__Instructions to follow__: Go through the listing and copy every line word for word.

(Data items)
◇ ◇ ◇ ◇ ◇

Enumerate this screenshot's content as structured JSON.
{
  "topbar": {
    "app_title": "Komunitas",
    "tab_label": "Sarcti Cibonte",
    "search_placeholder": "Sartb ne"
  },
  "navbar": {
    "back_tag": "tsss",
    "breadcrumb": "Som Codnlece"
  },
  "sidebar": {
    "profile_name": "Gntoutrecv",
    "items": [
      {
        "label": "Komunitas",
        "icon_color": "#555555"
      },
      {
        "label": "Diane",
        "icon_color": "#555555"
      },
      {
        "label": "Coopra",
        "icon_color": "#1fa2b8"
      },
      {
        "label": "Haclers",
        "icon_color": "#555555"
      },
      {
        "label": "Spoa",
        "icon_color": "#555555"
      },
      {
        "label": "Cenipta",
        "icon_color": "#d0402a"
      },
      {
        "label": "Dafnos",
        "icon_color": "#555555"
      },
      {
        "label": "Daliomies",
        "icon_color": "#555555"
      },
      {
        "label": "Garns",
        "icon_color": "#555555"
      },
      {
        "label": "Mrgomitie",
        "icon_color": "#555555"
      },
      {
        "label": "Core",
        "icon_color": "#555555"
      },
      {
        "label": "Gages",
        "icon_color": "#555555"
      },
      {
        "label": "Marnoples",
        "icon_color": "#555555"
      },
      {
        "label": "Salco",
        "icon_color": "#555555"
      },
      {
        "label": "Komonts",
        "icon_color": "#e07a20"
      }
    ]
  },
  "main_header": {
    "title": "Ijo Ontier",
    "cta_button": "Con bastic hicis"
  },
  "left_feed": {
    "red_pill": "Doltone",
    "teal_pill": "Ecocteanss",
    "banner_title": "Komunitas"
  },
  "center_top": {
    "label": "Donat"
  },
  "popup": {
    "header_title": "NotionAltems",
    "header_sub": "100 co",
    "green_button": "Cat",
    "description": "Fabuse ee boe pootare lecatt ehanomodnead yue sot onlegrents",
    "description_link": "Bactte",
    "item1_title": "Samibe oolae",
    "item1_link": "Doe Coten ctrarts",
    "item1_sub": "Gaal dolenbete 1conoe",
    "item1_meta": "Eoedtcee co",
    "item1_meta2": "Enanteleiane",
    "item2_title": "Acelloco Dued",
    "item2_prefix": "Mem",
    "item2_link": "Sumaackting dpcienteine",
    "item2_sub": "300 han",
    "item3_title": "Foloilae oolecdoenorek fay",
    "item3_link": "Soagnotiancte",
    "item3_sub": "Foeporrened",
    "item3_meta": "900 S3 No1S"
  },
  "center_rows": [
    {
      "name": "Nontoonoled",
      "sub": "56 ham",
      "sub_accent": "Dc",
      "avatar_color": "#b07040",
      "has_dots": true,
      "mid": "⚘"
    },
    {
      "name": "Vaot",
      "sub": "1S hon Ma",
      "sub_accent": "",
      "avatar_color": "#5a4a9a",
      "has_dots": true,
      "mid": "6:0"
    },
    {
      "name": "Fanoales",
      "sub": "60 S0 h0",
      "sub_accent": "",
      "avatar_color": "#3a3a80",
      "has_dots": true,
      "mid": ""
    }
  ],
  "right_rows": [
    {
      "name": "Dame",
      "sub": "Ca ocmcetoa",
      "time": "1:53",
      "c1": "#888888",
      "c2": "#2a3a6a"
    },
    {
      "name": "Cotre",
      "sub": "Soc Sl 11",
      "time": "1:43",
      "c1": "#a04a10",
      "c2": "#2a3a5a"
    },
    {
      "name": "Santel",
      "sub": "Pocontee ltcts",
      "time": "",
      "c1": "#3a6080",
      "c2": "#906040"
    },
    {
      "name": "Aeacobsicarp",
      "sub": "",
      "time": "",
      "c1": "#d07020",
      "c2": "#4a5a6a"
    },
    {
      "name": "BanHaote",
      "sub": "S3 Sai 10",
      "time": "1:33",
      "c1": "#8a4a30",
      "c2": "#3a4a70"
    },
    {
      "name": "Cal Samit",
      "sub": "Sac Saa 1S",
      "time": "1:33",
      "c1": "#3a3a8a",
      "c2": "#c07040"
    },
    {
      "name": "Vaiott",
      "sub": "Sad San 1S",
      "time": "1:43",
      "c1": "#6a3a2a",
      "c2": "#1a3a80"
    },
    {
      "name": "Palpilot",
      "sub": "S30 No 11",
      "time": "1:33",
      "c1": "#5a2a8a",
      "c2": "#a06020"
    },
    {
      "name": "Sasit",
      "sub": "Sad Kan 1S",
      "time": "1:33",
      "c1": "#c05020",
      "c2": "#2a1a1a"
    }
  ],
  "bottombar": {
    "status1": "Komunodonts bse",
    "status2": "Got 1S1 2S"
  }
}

◇ ◇ ◇ ◇ ◇

__Result below__:
Enumerate this screenshot's content as structured JSON.
{
  "topbar": {
    "app_title": "Komunitas",
    "tab_label": "Sarcti Cibonte",
    "search_placeholder": "Sartb ne"
  },
  "navbar": {
    "back_tag": "tsss",
    "breadcrumb": "Som Codnlece"
  },
  "sidebar": {
    "profile_name": "Gntoutrecv",
    "items": [
      {
        "label": "Komunitas",
        "icon_color": "#555555"
      },
      {
        "label": "Diane",
        "icon_color": "#555555"
      },
      {
        "label": "Coopra",
        "icon_color": "#1fa2b8"
      },
      {
        "label": "Haclers",
        "icon_color": "#555555"
      },
      {
        "label": "Spoa",
        "icon_color": "#555555"
      },
      {
        "label": "Cenipta",
        "icon_color": "#d0402a"
      },
      {
        "label": "Dafnos",
        "icon_color": "#555555"
      },
      {
        "label": "Daliomies",
        "icon_color": "#555555"
      },
      {
        "label": "Garns",
        "icon_color": "#555555"
      },
      {
        "label": "Mrgomitie",
        "icon_color": "#555555"
      },
      {
        "label": "Core",
        "icon_color": "#555555"
      },
      {
        "label": "Gages",
        "icon_color": "#555555"
      },
      {
        "label": "Marnoples",
        "icon_color": "#555555"
      },
      {
        "label": "Salco",
        "icon_color": "#555555"
      },
      {
        "label": "Komonts",
        "icon_color": "#e07a20"
      }
    ]
  },
  "main_header": {
    "title": "Ijo Ontier",
    "cta_button": "Con bastic hicis"
  },
  "left_feed": {
    "red_pill": "Doltone",
    "teal_pill": "Ecocteanss",
    "banner_title": "Komunitas"
  },
  "center_top": {
    "label": "Donat"
  },
  "popup": {
    "header_title": "NotionAltems",
    "header_sub": "100 co",
    "green_button": "Cat",
    "description": "Fabuse ee boe pootare lecatt ehanomodnead yue sot onlegrents",
    "description_link": "Bactte",
    "item1_title": "Samibe oolae",
    "item1_link": "Doe Coten ctrarts",
    "item1_sub": "Gaal dolenbete 1conoe",
    "item1_meta": "Eoedtcee co",
    "item1_meta2": "Enanteleiane",
    "item2_title": "Acelloco Dued",
    "item2_prefix": "Mem",
    "item2_link": "Sumaackting dpcienteine",
    "item2_sub": "300 han",
    "item3_title": "Foloilae oolecdoenorek fay",
    "item3_link": "Soagnotiancte",
    "item3_sub": "Foeporrened",
    "item3_meta": "900 S3 No1S"
  },
  "center_rows": [
    {
      "name": "Nontoonoled",
      "sub": "56 ham",
      "sub_accent": "Dc",
      "avatar_color": "#b07040",
      "has_dots": true,
      "mid": "⚘"
    },
    {
      "name": "Vaot",
      "sub": "1S hon Ma",
      "sub_accent": "",
      "avatar_color": "#5a4a9a",
      "has_dots": true,
      "mid": "6:0"
    },
    {
      "name": "Fanoales",
      "sub": "60 S0 h0",
      "sub_accent": "",
      "avatar_color": "#3a3a80",
      "has_dots": true,
      "mid": ""
    }
  ],
  "right_rows": [
    {
      "name": "Dame",
      "sub": "Ca ocmcetoa",
      "time": "1:53",
      "c1": "#888888",
      "c2": "#2a3a6a"
    },
    {
      "name": "Cotre",
      "sub": "Soc Sl 11",
      "time": "1:43",
      "c1": "#a04a10",
      "c2": "#2a3a5a"
    },
    {
      "name": "Santel",
      "sub": "Pocontee ltcts",
      "time": "",
      "c1": "#3a6080",
      "c2": "#906040"
    },
    {
      "name": "Aeacobsicarp",
      "sub": "",
      "time": "",
      "c1": "#d07020",
      "c2": "#4a5a6a"
    },
    {
      "name": "BanHaote",
      "sub": "S3 Sai 10",
      "time": "1:33",
      "c1": "#8a4a30",
      "c2": "#3a4a70"
    },
    {
      "name": "Cal Samit",
      "sub": "Sac Saa 1S",
      "time": "1:33",
      "c1": "#3a3a8a",
      "c2": "#c07040"
    },
    {
      "name": "Vaiott",
      "sub": "Sad San 1S",
      "time": "1:43",
      "c1": "#6a3a2a",
      "c2": "#1a3a80"
    },
    {
      "name": "Palpilot",
      "sub": "S30 No 11",
      "time": "1:33",
      "c1": "#5a2a8a",
      "c2": "#a06020"
    },
    {
      "name": "Sasit",
      "sub": "Sad Kan 1S",
      "time": "1:33",
      "c1": "#c05020",
      "c2": "#2a1a1a"
    }
  ],
  "bottombar": {
    "status1": "Komunodonts bse",
    "status2": "Got 1S1 2S"
  }
}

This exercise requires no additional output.